Lines holding the string "black" are the ones to copy; find them all in the data.

===== Input records =====

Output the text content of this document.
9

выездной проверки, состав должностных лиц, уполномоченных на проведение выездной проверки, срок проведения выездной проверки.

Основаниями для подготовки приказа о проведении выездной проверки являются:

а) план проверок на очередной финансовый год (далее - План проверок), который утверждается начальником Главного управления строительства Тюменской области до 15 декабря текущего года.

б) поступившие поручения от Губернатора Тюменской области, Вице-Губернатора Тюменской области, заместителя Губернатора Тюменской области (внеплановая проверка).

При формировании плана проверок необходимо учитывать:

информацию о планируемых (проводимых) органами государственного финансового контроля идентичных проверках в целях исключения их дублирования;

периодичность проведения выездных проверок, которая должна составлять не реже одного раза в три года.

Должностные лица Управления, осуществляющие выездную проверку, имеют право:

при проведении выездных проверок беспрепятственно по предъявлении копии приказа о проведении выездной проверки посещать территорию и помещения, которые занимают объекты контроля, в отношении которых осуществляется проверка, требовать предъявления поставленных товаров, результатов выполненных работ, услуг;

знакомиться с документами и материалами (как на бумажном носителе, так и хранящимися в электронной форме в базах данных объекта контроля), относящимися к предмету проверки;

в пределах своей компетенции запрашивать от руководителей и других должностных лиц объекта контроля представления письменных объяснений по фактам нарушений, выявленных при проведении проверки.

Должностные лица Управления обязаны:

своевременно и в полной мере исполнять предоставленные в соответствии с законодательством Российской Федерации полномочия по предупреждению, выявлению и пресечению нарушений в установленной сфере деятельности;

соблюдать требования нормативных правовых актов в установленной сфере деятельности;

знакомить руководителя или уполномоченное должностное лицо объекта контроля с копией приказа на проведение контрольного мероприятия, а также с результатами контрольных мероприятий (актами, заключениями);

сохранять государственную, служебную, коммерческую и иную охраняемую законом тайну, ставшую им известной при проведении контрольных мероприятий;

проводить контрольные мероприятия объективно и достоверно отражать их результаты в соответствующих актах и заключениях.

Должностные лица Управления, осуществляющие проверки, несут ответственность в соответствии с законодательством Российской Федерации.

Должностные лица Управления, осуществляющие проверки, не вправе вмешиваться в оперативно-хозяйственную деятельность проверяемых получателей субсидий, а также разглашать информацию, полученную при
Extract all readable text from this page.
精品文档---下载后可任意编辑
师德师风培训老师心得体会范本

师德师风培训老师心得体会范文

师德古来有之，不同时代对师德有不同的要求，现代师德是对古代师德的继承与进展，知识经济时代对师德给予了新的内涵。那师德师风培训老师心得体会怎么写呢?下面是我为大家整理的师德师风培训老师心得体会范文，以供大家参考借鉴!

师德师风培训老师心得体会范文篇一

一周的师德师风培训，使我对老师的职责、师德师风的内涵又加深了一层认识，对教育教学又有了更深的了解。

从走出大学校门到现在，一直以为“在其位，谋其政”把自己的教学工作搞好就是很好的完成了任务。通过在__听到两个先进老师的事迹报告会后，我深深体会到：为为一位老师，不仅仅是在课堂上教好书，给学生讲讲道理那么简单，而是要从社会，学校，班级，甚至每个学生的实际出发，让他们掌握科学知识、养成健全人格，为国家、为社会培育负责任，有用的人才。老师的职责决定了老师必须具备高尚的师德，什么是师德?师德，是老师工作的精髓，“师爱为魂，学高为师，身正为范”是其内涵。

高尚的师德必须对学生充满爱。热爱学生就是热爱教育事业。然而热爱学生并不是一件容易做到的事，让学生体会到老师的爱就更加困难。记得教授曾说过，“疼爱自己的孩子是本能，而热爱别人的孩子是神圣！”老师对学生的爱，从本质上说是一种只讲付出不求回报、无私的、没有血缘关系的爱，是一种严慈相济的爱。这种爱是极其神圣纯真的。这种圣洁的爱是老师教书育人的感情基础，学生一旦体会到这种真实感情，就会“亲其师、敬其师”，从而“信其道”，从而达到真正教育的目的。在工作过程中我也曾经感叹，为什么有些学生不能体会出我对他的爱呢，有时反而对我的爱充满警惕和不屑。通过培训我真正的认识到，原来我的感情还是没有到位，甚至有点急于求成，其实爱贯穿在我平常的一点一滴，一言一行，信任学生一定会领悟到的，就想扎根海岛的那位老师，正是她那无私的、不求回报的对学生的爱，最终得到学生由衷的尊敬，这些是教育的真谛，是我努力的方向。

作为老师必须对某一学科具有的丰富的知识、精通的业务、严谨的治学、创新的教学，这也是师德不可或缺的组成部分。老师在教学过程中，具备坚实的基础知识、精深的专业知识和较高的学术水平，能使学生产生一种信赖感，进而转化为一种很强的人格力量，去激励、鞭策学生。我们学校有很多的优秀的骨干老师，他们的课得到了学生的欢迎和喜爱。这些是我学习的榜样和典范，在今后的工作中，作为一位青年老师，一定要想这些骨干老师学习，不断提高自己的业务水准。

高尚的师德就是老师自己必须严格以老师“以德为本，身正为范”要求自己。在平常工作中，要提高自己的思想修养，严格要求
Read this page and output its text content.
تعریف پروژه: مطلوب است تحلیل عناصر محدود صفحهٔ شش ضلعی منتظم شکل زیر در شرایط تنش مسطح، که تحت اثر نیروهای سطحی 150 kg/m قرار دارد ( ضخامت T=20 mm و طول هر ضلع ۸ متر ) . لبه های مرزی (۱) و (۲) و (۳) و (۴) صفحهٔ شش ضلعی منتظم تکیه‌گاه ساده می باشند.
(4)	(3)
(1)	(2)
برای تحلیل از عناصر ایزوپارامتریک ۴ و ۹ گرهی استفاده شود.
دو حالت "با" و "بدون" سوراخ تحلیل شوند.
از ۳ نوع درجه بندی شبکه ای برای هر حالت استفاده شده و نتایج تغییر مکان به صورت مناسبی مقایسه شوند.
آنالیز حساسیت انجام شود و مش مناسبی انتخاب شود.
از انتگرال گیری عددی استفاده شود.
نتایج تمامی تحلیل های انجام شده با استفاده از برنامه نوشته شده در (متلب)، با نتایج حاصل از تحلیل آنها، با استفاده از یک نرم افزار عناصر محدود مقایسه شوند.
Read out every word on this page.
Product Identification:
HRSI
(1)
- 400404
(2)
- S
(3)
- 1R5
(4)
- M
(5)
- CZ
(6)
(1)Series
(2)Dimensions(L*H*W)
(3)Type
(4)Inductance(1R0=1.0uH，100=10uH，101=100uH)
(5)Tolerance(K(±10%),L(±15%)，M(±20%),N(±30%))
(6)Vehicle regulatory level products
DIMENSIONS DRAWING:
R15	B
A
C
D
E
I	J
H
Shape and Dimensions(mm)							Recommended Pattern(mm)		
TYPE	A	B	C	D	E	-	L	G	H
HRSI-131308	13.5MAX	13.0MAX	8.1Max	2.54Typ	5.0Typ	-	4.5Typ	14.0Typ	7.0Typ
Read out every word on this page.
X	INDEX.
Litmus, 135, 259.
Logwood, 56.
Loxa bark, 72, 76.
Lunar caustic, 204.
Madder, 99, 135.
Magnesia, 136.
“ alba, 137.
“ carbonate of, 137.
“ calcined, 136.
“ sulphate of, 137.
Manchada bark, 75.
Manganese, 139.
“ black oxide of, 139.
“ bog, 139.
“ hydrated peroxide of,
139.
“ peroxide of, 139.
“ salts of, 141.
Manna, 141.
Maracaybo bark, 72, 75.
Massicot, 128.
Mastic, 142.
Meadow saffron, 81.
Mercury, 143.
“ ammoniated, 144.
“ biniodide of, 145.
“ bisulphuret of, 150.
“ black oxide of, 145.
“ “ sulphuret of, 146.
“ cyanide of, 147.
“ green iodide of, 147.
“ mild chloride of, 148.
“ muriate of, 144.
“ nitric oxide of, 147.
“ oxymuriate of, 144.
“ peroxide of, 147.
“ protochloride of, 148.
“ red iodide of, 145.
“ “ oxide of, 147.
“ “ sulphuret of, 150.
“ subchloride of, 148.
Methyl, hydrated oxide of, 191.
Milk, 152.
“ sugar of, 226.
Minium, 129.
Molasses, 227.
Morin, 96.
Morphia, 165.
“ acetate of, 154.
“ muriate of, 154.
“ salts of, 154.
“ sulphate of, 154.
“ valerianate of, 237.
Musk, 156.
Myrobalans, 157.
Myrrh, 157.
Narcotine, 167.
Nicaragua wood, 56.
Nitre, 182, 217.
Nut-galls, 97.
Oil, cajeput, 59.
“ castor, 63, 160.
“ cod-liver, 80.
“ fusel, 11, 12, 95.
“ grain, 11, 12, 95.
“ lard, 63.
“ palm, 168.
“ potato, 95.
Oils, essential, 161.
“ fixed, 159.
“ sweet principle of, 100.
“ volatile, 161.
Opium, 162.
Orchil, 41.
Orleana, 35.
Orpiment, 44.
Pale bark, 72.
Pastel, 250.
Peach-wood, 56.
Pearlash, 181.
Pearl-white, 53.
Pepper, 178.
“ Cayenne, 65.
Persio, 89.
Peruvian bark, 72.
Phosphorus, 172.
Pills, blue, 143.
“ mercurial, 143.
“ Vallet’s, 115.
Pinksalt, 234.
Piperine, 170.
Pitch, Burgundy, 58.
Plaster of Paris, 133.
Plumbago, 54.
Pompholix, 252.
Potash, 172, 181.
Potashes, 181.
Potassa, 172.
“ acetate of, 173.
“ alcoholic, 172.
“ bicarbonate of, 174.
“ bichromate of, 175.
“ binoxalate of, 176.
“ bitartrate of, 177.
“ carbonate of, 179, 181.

=====

(The output)
“ black oxide of, 139.
“ black oxide of, 145.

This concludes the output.